**Set exercise:** Print the entire listing. Each line must match the original exactly.

################

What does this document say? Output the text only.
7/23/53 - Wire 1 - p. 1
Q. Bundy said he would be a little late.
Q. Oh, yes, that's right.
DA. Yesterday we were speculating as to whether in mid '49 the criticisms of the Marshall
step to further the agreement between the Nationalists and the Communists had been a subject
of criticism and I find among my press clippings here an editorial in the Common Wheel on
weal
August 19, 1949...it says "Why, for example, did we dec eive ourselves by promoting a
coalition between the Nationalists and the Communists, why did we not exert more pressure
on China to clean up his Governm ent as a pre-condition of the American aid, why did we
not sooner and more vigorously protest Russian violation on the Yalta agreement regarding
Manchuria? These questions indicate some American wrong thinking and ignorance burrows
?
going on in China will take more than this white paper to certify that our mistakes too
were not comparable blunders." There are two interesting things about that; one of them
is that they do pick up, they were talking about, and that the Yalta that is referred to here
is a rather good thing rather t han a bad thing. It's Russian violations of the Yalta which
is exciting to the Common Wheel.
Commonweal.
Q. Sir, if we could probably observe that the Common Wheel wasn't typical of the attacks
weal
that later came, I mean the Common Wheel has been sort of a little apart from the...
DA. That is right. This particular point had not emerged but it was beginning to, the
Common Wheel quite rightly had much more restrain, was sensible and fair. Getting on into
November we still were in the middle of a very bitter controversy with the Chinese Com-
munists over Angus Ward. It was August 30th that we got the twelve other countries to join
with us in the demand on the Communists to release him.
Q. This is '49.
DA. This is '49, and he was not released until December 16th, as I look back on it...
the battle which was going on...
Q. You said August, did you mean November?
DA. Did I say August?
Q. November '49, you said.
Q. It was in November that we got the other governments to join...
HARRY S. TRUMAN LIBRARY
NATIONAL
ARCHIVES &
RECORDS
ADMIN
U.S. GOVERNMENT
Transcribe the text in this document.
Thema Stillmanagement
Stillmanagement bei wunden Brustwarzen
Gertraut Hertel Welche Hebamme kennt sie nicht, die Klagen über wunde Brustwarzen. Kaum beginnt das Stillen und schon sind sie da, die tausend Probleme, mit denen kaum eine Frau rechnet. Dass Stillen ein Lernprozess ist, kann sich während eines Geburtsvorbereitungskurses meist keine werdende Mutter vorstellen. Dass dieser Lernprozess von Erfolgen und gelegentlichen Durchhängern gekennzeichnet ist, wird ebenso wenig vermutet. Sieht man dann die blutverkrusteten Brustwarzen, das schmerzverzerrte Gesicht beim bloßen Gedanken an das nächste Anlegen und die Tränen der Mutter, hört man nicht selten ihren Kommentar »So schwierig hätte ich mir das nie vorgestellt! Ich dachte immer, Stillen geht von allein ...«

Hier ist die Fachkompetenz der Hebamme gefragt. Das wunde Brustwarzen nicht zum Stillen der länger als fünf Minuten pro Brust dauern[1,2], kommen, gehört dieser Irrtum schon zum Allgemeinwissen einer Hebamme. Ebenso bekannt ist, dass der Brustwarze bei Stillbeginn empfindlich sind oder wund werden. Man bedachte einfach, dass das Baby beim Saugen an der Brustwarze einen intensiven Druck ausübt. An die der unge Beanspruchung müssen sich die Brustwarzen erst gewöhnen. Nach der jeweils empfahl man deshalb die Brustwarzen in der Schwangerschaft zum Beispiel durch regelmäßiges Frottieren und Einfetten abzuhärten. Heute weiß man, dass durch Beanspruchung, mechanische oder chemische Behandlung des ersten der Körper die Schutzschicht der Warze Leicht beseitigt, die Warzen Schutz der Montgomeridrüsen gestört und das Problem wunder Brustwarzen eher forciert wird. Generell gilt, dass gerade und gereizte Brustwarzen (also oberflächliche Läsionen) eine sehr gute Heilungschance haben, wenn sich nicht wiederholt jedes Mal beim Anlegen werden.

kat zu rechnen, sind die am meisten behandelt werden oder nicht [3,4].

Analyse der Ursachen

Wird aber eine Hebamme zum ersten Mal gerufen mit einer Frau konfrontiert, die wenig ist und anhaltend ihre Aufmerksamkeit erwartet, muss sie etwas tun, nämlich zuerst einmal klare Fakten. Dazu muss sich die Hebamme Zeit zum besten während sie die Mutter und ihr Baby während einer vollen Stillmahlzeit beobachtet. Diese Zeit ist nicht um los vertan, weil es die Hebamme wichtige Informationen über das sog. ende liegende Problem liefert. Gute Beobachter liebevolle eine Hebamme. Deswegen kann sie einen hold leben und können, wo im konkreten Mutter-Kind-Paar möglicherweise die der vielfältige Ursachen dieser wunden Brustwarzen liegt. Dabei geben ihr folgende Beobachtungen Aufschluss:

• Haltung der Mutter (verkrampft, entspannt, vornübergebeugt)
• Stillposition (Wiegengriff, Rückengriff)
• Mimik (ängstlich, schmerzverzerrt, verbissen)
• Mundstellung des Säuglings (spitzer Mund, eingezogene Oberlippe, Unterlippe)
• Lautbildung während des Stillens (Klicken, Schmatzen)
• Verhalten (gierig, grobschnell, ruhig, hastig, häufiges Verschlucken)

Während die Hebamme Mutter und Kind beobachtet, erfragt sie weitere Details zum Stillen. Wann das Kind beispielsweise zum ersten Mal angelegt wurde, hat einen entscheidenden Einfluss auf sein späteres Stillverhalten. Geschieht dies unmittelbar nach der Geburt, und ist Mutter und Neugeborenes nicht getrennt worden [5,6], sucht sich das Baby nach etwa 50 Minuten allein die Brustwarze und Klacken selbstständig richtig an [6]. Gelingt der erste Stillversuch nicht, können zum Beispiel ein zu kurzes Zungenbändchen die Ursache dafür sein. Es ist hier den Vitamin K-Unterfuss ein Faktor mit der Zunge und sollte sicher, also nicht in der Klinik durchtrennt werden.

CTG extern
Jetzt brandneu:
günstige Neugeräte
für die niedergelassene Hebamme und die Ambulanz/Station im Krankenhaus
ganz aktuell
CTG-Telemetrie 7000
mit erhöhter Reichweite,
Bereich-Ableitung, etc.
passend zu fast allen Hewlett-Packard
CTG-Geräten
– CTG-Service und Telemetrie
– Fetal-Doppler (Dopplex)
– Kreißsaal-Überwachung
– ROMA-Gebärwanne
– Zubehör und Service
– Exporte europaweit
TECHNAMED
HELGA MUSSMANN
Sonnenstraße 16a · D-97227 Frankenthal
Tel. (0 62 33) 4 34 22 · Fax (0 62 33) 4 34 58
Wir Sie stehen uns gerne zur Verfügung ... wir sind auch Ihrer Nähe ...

################

**Exercise result:**
What does this document say? Output the text only.
7/23/53 - Wire 1 - p. 1
Q. Bundy said he would be a little late.
Q. Oh, yes, that's right.
DA. Yesterday we were speculating as to whether in mid '49 the criticisms of the Marshall
step to further the agreement between the Nationalists and the Communists had been a subject
of criticism and I find among my press clippings here an editorial in the Common Wheel on
weal
August 19, 1949...it says "Why, for example, did we dec eive ourselves by promoting a
coalition between the Nationalists and the Communists, why did we not exert more pressure
on China to clean up his Governm ent as a pre-condition of the American aid, why did we
not sooner and more vigorously protest Russian violation on the Yalta agreement regarding
Manchuria? These questions indicate some American wrong thinking and ignorance burrows
?
going on in China will take more than this white paper to certify that our mistakes too
were not comparable blunders." There are two interesting things about that; one of them
is that they do pick up, they were talking about, and that the Yalta that is referred to here
is a rather good thing rather t han a bad thing. It's Russian violations of the Yalta which
is exciting to the Common Wheel.
Commonweal.
Q. Sir, if we could probably observe that the Common Wheel wasn't typical of the attacks
weal
that later came, I mean the Common Wheel has been sort of a little apart from the...
DA. That is right. This particular point had not emerged but it was beginning to, the
Common Wheel quite rightly had much more restrain, was sensible and fair. Getting on into
November we still were in the middle of a very bitter controversy with the Chinese Com-
munists over Angus Ward. It was August 30th that we got the twelve other countries to join
with us in the demand on the Communists to release him.
Q. This is '49.
DA. This is '49, and he was not released until December 16th, as I look back on it...
the battle which was going on...
Q. You said August, did you mean November?
DA. Did I say August?
Q. November '49, you said.
Q. It was in November that we got the other governments to join...
HARRY S. TRUMAN LIBRARY
NATIONAL
ARCHIVES &
RECORDS
ADMIN
U.S. GOVERNMENT
Transcribe the text in this document.
Thema Stillmanagement
Stillmanagement bei wunden Brustwarzen
Gertraut Hertel Welche Hebamme kennt sie nicht, die Klagen über wunde Brustwarzen. Kaum beginnt das Stillen und schon sind sie da, die tausend Probleme, mit denen kaum eine Frau rechnet. Dass Stillen ein Lernprozess ist, kann sich während eines Geburtsvorbereitungskurses meist keine werdende Mutter vorstellen. Dass dieser Lernprozess von Erfolgen und gelegentlichen Durchhängern gekennzeichnet ist, wird ebenso wenig vermutet. Sieht man dann die blutverkrusteten Brustwarzen, das schmerzverzerrte Gesicht beim bloßen Gedanken an das nächste Anlegen und die Tränen der Mutter, hört man nicht selten ihren Kommentar »So schwierig hätte ich mir das nie vorgestellt! Ich dachte immer, Stillen geht von allein ...«

Hier ist die Fachkompetenz der Hebamme gefragt. Das wunde Brustwarzen nicht zum Stillen der länger als fünf Minuten pro Brust dauern[1,2], kommen, gehört dieser Irrtum schon zum Allgemeinwissen einer Hebamme. Ebenso bekannt ist, dass der Brustwarze bei Stillbeginn empfindlich sind oder wund werden. Man bedachte einfach, dass das Baby beim Saugen an der Brustwarze einen intensiven Druck ausübt. An die der unge Beanspruchung müssen sich die Brustwarzen erst gewöhnen. Nach der jeweils empfahl man deshalb die Brustwarzen in der Schwangerschaft zum Beispiel durch regelmäßiges Frottieren und Einfetten abzuhärten. Heute weiß man, dass durch Beanspruchung, mechanische oder chemische Behandlung des ersten der Körper die Schutzschicht der Warze Leicht beseitigt, die Warzen Schutz der Montgomeridrüsen gestört und das Problem wunder Brustwarzen eher forciert wird. Generell gilt, dass gerade und gereizte Brustwarzen (also oberflächliche Läsionen) eine sehr gute Heilungschance haben, wenn sich nicht wiederholt jedes Mal beim Anlegen werden.

kat zu rechnen, sind die am meisten behandelt werden oder nicht [3,4].

Analyse der Ursachen

Wird aber eine Hebamme zum ersten Mal gerufen mit einer Frau konfrontiert, die wenig ist und anhaltend ihre Aufmerksamkeit erwartet, muss sie etwas tun, nämlich zuerst einmal klare Fakten. Dazu muss sich die Hebamme Zeit zum besten während sie die Mutter und ihr Baby während einer vollen Stillmahlzeit beobachtet. Diese Zeit ist nicht um los vertan, weil es die Hebamme wichtige Informationen über das sog. ende liegende Problem liefert. Gute Beobachter liebevolle eine Hebamme. Deswegen kann sie einen hold leben und können, wo im konkreten Mutter-Kind-Paar möglicherweise die der vielfältige Ursachen dieser wunden Brustwarzen liegt. Dabei geben ihr folgende Beobachtungen Aufschluss:

• Haltung der Mutter (verkrampft, entspannt, vornübergebeugt)
• Stillposition (Wiegengriff, Rückengriff)
• Mimik (ängstlich, schmerzverzerrt, verbissen)
• Mundstellung des Säuglings (spitzer Mund, eingezogene Oberlippe, Unterlippe)
• Lautbildung während des Stillens (Klicken, Schmatzen)
• Verhalten (gierig, grobschnell, ruhig, hastig, häufiges Verschlucken)

Während die Hebamme Mutter und Kind beobachtet, erfragt sie weitere Details zum Stillen. Wann das Kind beispielsweise zum ersten Mal angelegt wurde, hat einen entscheidenden Einfluss auf sein späteres Stillverhalten. Geschieht dies unmittelbar nach der Geburt, und ist Mutter und Neugeborenes nicht getrennt worden [5,6], sucht sich das Baby nach etwa 50 Minuten allein die Brustwarze und Klacken selbstständig richtig an [6]. Gelingt der erste Stillversuch nicht, können zum Beispiel ein zu kurzes Zungenbändchen die Ursache dafür sein. Es ist hier den Vitamin K-Unterfuss ein Faktor mit der Zunge und sollte sicher, also nicht in der Klinik durchtrennt werden.

CTG extern
Jetzt brandneu:
günstige Neugeräte
für die niedergelassene Hebamme und die Ambulanz/Station im Krankenhaus
ganz aktuell
CTG-Telemetrie 7000
mit erhöhter Reichweite,
Bereich-Ableitung, etc.
passend zu fast allen Hewlett-Packard
CTG-Geräten
– CTG-Service und Telemetrie
– Fetal-Doppler (Dopplex)
– Kreißsaal-Überwachung
– ROMA-Gebärwanne
– Zubehör und Service
– Exporte europaweit
TECHNAMED
HELGA MUSSMANN
Sonnenstraße 16a · D-97227 Frankenthal
Tel. (0 62 33) 4 34 22 · Fax (0 62 33) 4 34 58
Wir Sie stehen uns gerne zur Verfügung ... wir sind auch Ihrer Nähe ...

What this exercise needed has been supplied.